***** MATERIAL SHOWN

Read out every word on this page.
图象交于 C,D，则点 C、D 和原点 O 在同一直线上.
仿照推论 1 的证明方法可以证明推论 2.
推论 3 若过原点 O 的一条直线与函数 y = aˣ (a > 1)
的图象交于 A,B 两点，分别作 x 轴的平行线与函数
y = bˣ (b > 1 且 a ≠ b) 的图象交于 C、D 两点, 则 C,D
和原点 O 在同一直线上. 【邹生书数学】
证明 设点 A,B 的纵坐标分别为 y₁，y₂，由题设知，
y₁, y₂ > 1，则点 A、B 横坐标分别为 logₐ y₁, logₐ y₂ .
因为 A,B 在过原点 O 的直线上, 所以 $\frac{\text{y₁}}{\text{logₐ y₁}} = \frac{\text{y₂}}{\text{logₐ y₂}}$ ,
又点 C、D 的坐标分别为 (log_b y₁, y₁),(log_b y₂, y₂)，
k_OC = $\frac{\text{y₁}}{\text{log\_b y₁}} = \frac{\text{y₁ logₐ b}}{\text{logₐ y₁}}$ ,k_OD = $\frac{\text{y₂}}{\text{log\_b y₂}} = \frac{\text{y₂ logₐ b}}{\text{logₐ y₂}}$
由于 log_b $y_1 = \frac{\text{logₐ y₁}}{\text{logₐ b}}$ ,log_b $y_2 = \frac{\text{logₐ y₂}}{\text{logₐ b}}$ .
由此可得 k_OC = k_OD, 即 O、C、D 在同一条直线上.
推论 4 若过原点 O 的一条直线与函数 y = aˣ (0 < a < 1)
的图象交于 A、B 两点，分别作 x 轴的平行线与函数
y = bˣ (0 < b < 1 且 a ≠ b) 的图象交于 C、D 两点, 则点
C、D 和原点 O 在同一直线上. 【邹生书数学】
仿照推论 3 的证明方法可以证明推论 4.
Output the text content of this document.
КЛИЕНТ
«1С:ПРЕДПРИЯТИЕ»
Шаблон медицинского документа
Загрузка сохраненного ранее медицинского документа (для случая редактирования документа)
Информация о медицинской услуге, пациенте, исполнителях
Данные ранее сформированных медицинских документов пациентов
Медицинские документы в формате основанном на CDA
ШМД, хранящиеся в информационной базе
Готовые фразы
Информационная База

**********

## SET TASK
Reproduce the records above exactly as they appear.

## OUTPUT BELOW
Read out every word on this page.
图象交于 C,D，则点 C、D 和原点 O 在同一直线上.
仿照推论 1 的证明方法可以证明推论 2.
推论 3 若过原点 O 的一条直线与函数 y = aˣ (a > 1)
的图象交于 A,B 两点，分别作 x 轴的平行线与函数
y = bˣ (b > 1 且 a ≠ b) 的图象交于 C、D 两点, 则 C,D
和原点 O 在同一直线上. 【邹生书数学】
证明 设点 A,B 的纵坐标分别为 y₁，y₂，由题设知，
y₁, y₂ > 1，则点 A、B 横坐标分别为 logₐ y₁, logₐ y₂ .
因为 A,B 在过原点 O 的直线上, 所以 $\frac{\text{y₁}}{\text{logₐ y₁}} = \frac{\text{y₂}}{\text{logₐ y₂}}$ ,
又点 C、D 的坐标分别为 (log_b y₁, y₁),(log_b y₂, y₂)，
k_OC = $\frac{\text{y₁}}{\text{log\_b y₁}} = \frac{\text{y₁ logₐ b}}{\text{logₐ y₁}}$ ,k_OD = $\frac{\text{y₂}}{\text{log\_b y₂}} = \frac{\text{y₂ logₐ b}}{\text{logₐ y₂}}$
由于 log_b $y_1 = \frac{\text{logₐ y₁}}{\text{logₐ b}}$ ,log_b $y_2 = \frac{\text{logₐ y₂}}{\text{logₐ b}}$ .
由此可得 k_OC = k_OD, 即 O、C、D 在同一条直线上.
推论 4 若过原点 O 的一条直线与函数 y = aˣ (0 < a < 1)
的图象交于 A、B 两点，分别作 x 轴的平行线与函数
y = bˣ (0 < b < 1 且 a ≠ b) 的图象交于 C、D 两点, 则点
C、D 和原点 O 在同一直线上. 【邹生书数学】
仿照推论 3 的证明方法可以证明推论 4.
Output the text content of this document.
КЛИЕНТ
«1С:ПРЕДПРИЯТИЕ»
Шаблон медицинского документа
Загрузка сохраненного ранее медицинского документа (для случая редактирования документа)
Информация о медицинской услуге, пациенте, исполнителях
Данные ранее сформированных медицинских документов пациентов
Медицинские документы в формате основанном на CDA
ШМД, хранящиеся в информационной базе
Готовые фразы
Информационная База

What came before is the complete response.